[TASK DESCRIPTION]
From the material below, list every line containing "اطلاعات".

+++ RECORDED INFORMATION +++

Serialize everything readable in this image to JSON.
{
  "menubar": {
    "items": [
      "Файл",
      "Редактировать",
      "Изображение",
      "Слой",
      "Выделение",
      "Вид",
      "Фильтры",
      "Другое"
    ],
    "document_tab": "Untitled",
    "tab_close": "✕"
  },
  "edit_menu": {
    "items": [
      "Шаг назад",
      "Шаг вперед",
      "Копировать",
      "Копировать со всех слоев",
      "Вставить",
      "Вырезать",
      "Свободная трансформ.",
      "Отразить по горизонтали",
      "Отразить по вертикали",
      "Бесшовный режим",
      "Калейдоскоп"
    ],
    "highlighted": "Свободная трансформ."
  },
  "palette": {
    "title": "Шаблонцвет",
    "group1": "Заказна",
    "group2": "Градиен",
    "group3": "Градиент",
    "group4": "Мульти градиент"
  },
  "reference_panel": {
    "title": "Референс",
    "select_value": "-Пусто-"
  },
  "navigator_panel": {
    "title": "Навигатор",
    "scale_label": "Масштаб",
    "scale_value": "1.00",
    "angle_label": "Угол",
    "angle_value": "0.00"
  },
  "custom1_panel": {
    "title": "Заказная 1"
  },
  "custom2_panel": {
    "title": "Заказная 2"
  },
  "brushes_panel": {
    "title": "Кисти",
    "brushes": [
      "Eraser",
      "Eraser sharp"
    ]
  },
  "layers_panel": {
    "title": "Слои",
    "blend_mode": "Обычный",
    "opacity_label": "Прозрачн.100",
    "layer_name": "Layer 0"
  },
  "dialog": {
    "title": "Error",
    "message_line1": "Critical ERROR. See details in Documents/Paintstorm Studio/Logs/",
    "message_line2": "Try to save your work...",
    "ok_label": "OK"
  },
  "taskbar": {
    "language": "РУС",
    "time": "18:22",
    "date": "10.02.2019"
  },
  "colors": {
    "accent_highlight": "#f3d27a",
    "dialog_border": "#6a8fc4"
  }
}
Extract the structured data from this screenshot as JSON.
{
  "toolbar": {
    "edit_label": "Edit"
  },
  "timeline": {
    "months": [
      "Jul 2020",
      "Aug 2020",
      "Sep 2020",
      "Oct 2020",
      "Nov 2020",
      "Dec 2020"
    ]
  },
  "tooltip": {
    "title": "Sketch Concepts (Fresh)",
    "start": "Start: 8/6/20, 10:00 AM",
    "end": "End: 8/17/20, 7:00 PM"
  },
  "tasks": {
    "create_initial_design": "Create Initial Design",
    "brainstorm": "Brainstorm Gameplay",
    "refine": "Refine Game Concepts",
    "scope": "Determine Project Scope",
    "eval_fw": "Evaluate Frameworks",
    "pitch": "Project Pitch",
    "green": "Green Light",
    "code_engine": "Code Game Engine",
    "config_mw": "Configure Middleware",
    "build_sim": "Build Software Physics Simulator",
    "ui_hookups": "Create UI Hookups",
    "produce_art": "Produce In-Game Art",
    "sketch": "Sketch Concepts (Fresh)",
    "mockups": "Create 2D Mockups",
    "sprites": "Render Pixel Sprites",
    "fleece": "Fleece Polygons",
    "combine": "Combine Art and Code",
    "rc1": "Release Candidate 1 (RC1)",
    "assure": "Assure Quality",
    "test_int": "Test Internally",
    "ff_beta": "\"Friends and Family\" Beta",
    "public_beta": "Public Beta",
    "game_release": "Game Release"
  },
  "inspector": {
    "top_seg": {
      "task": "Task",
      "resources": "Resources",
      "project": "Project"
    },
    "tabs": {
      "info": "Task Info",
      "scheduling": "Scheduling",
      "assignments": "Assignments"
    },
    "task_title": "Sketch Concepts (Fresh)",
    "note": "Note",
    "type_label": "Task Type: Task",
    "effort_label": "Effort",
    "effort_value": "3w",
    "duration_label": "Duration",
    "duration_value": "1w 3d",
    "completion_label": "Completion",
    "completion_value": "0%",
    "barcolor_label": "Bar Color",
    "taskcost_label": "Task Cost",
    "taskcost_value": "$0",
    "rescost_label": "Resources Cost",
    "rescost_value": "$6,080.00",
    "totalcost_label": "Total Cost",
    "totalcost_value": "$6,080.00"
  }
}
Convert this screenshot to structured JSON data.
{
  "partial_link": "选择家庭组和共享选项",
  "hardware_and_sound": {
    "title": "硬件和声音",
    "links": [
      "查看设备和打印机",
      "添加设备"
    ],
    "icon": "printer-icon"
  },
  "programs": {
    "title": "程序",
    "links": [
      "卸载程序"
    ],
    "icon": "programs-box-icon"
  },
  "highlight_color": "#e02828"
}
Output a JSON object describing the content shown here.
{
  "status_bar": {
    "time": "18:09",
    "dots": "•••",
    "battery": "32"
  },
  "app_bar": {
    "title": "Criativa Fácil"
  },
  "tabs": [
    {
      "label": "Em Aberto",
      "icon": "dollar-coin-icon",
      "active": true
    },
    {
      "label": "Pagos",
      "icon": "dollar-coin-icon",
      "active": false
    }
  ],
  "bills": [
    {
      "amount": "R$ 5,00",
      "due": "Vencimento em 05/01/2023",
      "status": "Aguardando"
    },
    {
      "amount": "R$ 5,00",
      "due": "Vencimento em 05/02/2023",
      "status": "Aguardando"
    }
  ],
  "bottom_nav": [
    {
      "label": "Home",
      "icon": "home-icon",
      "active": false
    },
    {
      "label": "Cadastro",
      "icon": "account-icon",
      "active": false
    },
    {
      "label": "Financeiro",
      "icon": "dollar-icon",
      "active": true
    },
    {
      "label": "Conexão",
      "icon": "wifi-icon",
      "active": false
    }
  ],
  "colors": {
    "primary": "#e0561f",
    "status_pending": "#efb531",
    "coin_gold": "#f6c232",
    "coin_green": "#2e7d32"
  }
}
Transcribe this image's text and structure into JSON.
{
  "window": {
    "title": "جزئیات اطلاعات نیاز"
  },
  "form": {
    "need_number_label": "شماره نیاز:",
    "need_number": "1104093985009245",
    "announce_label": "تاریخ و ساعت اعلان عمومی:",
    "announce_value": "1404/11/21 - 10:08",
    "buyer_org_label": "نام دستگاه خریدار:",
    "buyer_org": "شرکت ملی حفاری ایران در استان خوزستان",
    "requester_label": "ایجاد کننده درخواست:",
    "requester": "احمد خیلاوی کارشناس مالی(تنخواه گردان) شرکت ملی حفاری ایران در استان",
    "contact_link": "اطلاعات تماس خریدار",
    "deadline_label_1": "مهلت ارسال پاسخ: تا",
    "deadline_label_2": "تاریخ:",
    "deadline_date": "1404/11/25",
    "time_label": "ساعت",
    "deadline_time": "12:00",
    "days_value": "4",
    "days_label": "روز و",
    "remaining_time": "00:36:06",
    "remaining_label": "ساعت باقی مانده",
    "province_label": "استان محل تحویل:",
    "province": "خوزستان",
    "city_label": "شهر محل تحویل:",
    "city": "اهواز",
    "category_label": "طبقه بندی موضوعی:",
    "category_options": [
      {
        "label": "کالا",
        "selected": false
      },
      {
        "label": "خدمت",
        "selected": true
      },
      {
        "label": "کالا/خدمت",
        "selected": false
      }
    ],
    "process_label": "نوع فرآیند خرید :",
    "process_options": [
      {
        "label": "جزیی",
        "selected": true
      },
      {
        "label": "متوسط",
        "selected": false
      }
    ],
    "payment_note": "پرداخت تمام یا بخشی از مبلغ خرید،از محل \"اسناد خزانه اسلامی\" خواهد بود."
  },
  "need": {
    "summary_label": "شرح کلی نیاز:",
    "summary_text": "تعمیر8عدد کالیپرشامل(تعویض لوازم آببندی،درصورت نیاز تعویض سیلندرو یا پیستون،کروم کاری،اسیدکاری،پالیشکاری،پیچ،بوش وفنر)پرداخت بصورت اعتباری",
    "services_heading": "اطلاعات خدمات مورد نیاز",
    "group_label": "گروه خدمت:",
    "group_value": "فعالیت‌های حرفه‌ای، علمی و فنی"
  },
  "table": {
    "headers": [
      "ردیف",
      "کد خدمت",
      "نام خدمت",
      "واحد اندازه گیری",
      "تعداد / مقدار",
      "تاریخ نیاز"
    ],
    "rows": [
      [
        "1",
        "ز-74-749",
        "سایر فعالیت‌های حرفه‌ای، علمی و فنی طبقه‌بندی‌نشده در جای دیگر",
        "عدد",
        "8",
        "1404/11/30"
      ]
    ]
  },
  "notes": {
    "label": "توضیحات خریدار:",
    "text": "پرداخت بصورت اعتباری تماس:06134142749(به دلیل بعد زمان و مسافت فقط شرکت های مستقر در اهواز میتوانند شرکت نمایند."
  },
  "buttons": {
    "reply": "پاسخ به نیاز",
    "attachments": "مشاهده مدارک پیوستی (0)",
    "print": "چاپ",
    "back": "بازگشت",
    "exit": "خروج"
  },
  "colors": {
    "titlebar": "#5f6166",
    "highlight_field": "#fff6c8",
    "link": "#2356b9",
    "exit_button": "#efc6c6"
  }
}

+++

[SOLUTION FOR THIS EXERCISE]
    "title": "جزئیات اطلاعات نیاز"
    "contact_link": "اطلاعات تماس خریدار",
    "services_heading": "اطلاعات خدمات مورد نیاز",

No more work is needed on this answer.